* EXERCISE DETAILS *
Repeat everything in the material exactly.

Part of a data file:
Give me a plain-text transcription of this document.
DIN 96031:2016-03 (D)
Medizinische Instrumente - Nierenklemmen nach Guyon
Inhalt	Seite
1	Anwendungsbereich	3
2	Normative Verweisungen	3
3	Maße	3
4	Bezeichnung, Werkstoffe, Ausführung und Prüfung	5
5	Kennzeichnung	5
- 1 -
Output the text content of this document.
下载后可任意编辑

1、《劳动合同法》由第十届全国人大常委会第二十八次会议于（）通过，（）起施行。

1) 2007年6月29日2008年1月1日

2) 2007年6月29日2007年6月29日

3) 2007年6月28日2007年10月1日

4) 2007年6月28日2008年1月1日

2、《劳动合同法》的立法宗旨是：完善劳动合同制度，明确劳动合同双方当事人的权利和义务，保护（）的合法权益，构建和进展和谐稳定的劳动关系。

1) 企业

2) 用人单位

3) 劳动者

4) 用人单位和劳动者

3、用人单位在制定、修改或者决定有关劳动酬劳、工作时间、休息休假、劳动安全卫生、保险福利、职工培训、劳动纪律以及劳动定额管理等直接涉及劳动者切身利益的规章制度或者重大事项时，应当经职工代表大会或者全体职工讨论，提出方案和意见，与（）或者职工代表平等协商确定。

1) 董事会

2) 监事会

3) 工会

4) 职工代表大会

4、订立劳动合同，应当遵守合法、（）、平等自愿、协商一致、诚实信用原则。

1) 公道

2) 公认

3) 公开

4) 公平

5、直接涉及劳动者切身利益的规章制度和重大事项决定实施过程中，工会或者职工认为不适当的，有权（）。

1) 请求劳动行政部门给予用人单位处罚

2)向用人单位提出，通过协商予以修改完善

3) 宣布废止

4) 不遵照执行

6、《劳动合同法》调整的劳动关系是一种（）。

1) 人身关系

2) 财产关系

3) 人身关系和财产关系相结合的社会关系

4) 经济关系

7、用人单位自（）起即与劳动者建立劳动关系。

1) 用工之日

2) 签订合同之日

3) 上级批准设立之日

* RESULT OF THE EXERCISE *
Give me a plain-text transcription of this document.
DIN 96031:2016-03 (D)
Medizinische Instrumente - Nierenklemmen nach Guyon
Inhalt	Seite
1	Anwendungsbereich	3
2	Normative Verweisungen	3
3	Maße	3
4	Bezeichnung, Werkstoffe, Ausführung und Prüfung	5
5	Kennzeichnung	5
- 1 -
Output the text content of this document.
下载后可任意编辑

1、《劳动合同法》由第十届全国人大常委会第二十八次会议于（）通过，（）起施行。

1) 2007年6月29日2008年1月1日

2) 2007年6月29日2007年6月29日

3) 2007年6月28日2007年10月1日

4) 2007年6月28日2008年1月1日

2、《劳动合同法》的立法宗旨是：完善劳动合同制度，明确劳动合同双方当事人的权利和义务，保护（）的合法权益，构建和进展和谐稳定的劳动关系。

1) 企业

2) 用人单位

3) 劳动者

4) 用人单位和劳动者

3、用人单位在制定、修改或者决定有关劳动酬劳、工作时间、休息休假、劳动安全卫生、保险福利、职工培训、劳动纪律以及劳动定额管理等直接涉及劳动者切身利益的规章制度或者重大事项时，应当经职工代表大会或者全体职工讨论，提出方案和意见，与（）或者职工代表平等协商确定。

1) 董事会

2) 监事会

3) 工会

4) 职工代表大会

4、订立劳动合同，应当遵守合法、（）、平等自愿、协商一致、诚实信用原则。

1) 公道

2) 公认

3) 公开

4) 公平

5、直接涉及劳动者切身利益的规章制度和重大事项决定实施过程中，工会或者职工认为不适当的，有权（）。

1) 请求劳动行政部门给予用人单位处罚

2)向用人单位提出，通过协商予以修改完善

3) 宣布废止

4) 不遵照执行

6、《劳动合同法》调整的劳动关系是一种（）。

1) 人身关系

2) 财产关系

3) 人身关系和财产关系相结合的社会关系

4) 经济关系

7、用人单位自（）起即与劳动者建立劳动关系。

1) 用工之日

2) 签订合同之日

3) 上级批准设立之日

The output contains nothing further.